Stored data entries:
────────────────────

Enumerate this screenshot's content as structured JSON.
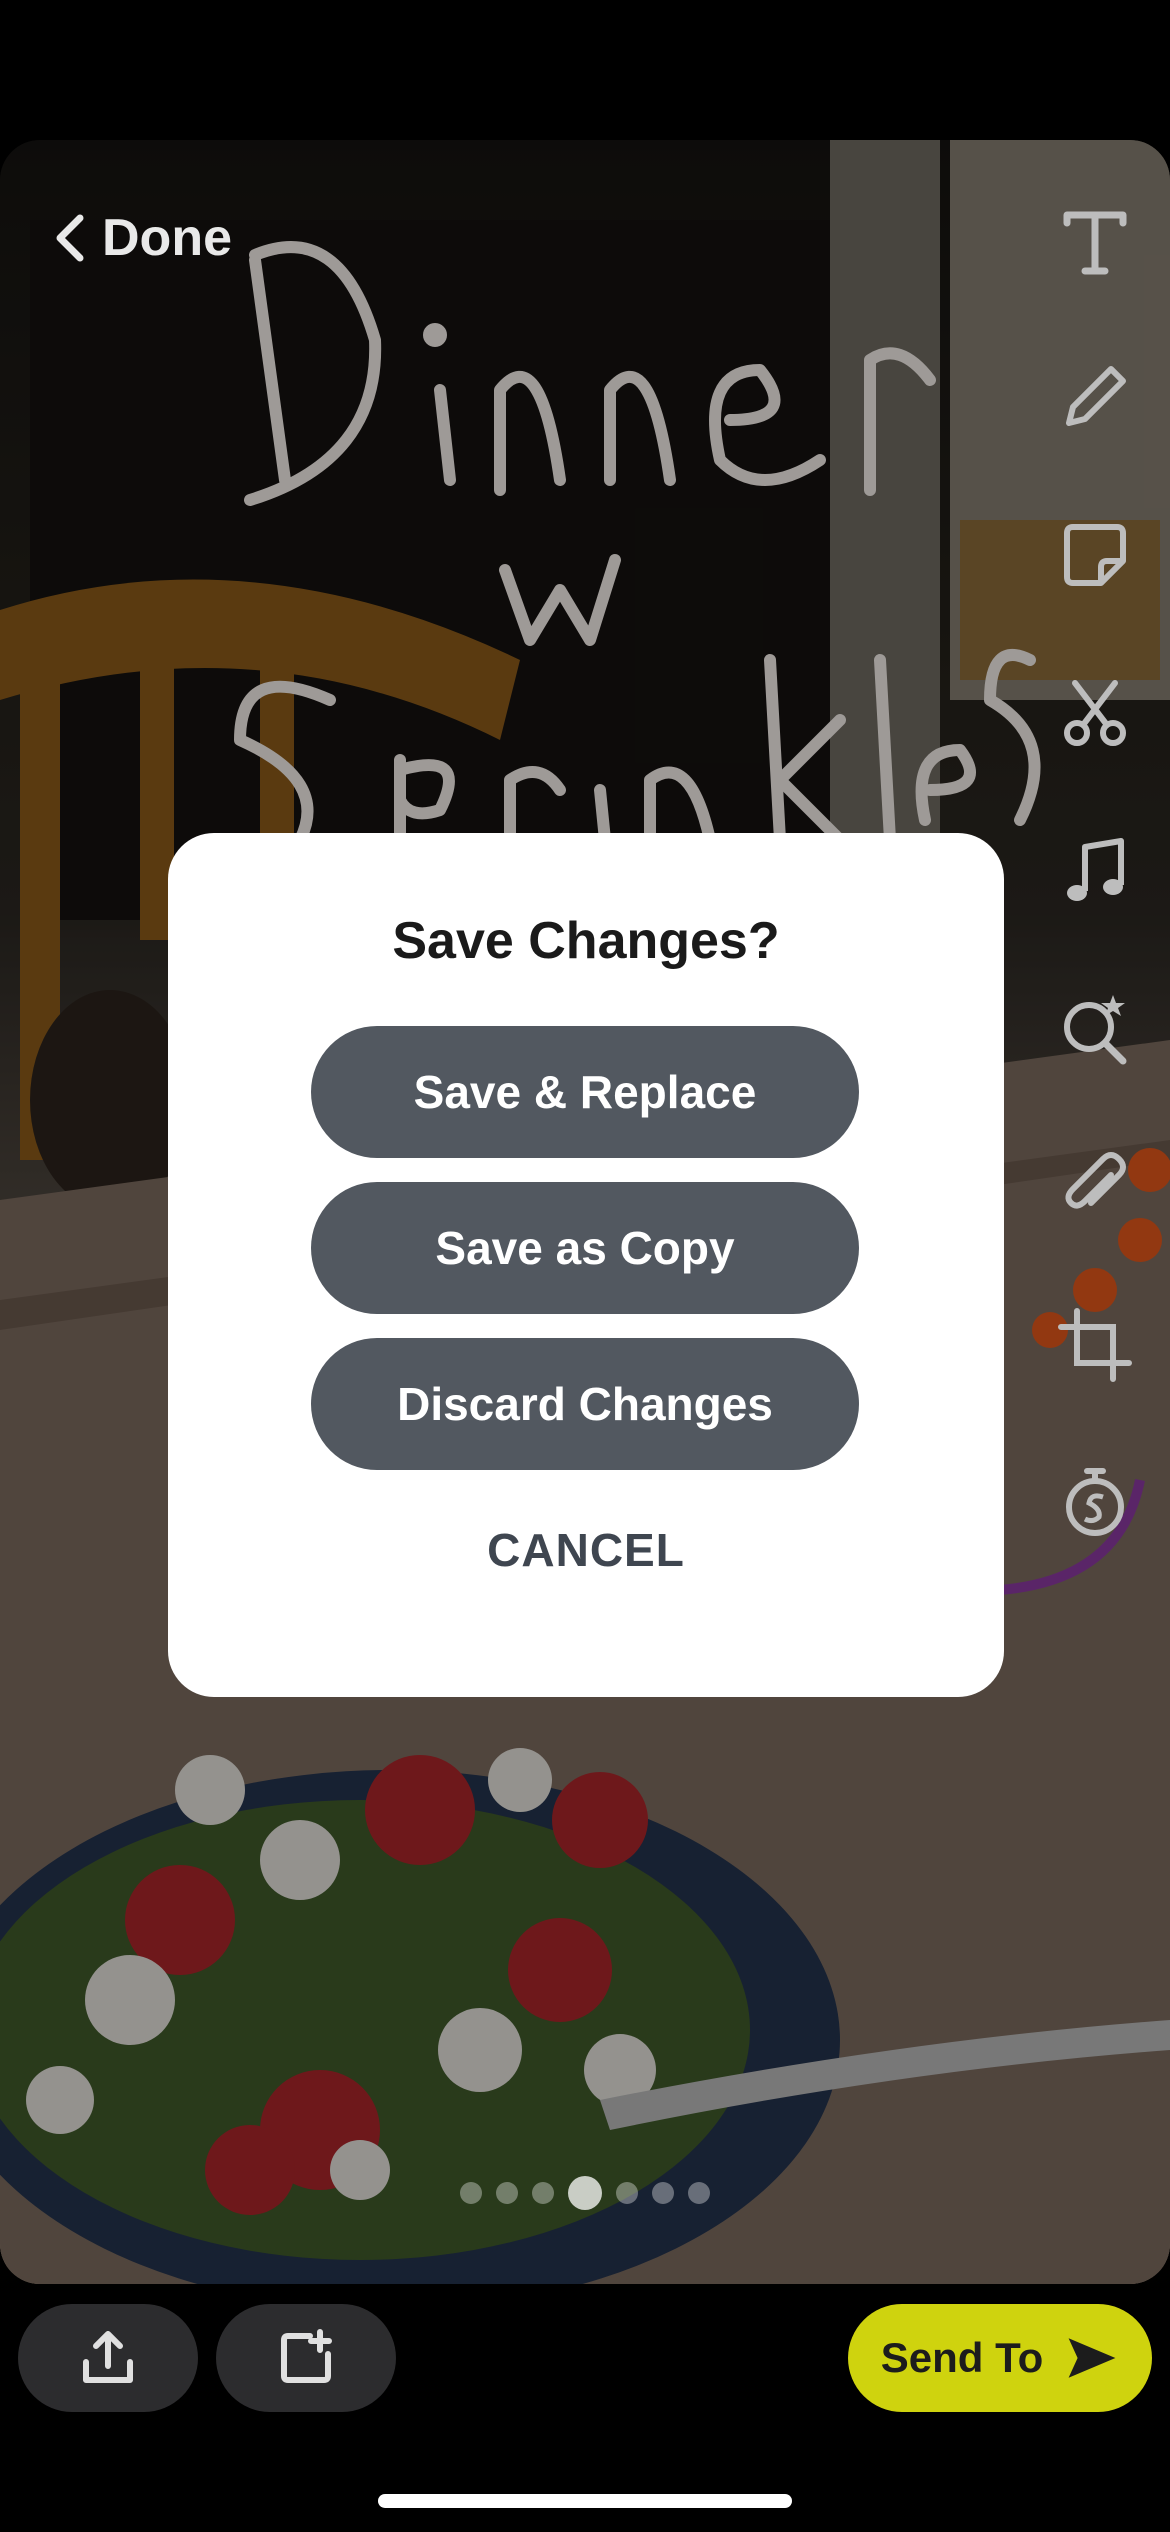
{
  "editor": {
    "done_label": "Done",
    "handwriting_text": "Dinner w Sprinkles"
  },
  "toolbar": {
    "tools": [
      "text-icon",
      "pencil-icon",
      "sticker-icon",
      "scissors-icon",
      "music-icon",
      "lens-icon",
      "attach-icon",
      "crop-icon",
      "timer-icon"
    ]
  },
  "dialog": {
    "title": "Save Changes?",
    "save_replace_label": "Save & Replace",
    "save_copy_label": "Save as Copy",
    "discard_label": "Discard Changes",
    "cancel_label": "CANCEL"
  },
  "pager": {
    "count": 7,
    "active_index": 3
  },
  "bottom_bar": {
    "send_to_label": "Send To"
  },
  "colors": {
    "accent": "#cfd30e",
    "dialog_button": "#525860",
    "dialog_bg": "#ffffff"
  }
}
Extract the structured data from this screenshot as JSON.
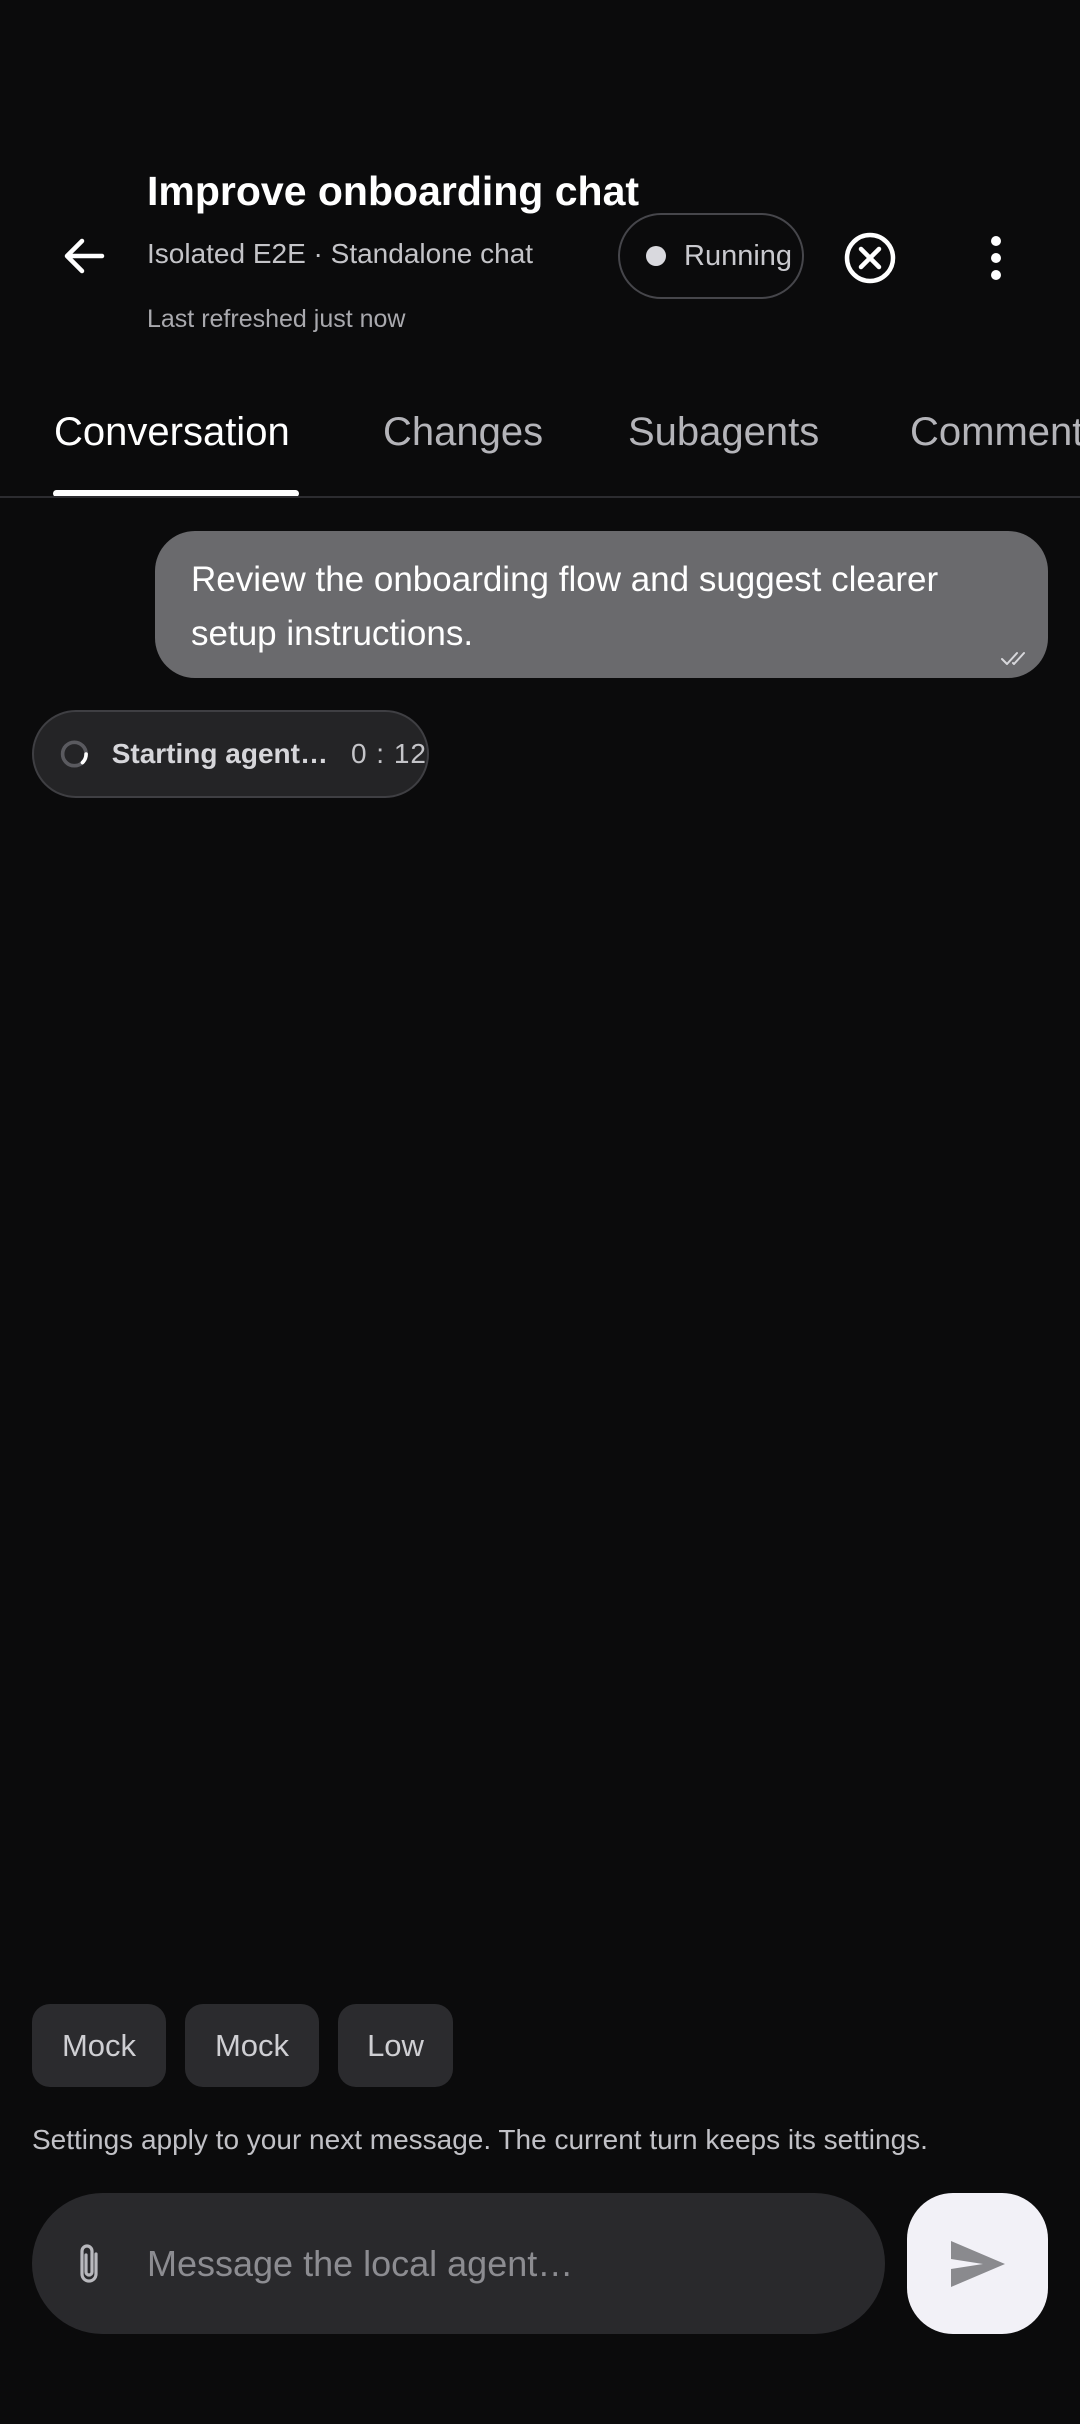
{
  "header": {
    "title": "Improve onboarding chat",
    "subtitle": "Isolated E2E · Standalone chat",
    "refreshed": "Last refreshed just now",
    "status": "Running",
    "icons": {
      "back": "arrow-left-icon",
      "cancel": "circle-x-icon",
      "more": "more-vertical-icon"
    }
  },
  "tabs": [
    {
      "label": "Conversation",
      "active": true
    },
    {
      "label": "Changes",
      "active": false
    },
    {
      "label": "Subagents",
      "active": false
    },
    {
      "label": "Comments",
      "active": false
    }
  ],
  "conversation": {
    "user_message": "Review the onboarding flow and suggest clearer setup instructions.",
    "agent_status": "Starting agent…",
    "agent_timer": "0 : 12"
  },
  "settings": {
    "chips": [
      "Mock",
      "Mock",
      "Low"
    ],
    "note": "Settings apply to your next message. The current turn keeps its settings."
  },
  "composer": {
    "placeholder": "Message the local agent…",
    "value": ""
  },
  "colors": {
    "background": "#0b0b0c",
    "user_bubble": "#6a6a6d",
    "send_button": "#f2f1f7",
    "composer": "#29292c"
  }
}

────────────────────

> [SHORT EXERCISE]
Lines of the material that contain the word "structured" are to be gathered.

> [THE ANSWER]
Enumerate this screenshot's content as structured JSON.
Extract the structured data from this screenshot as JSON.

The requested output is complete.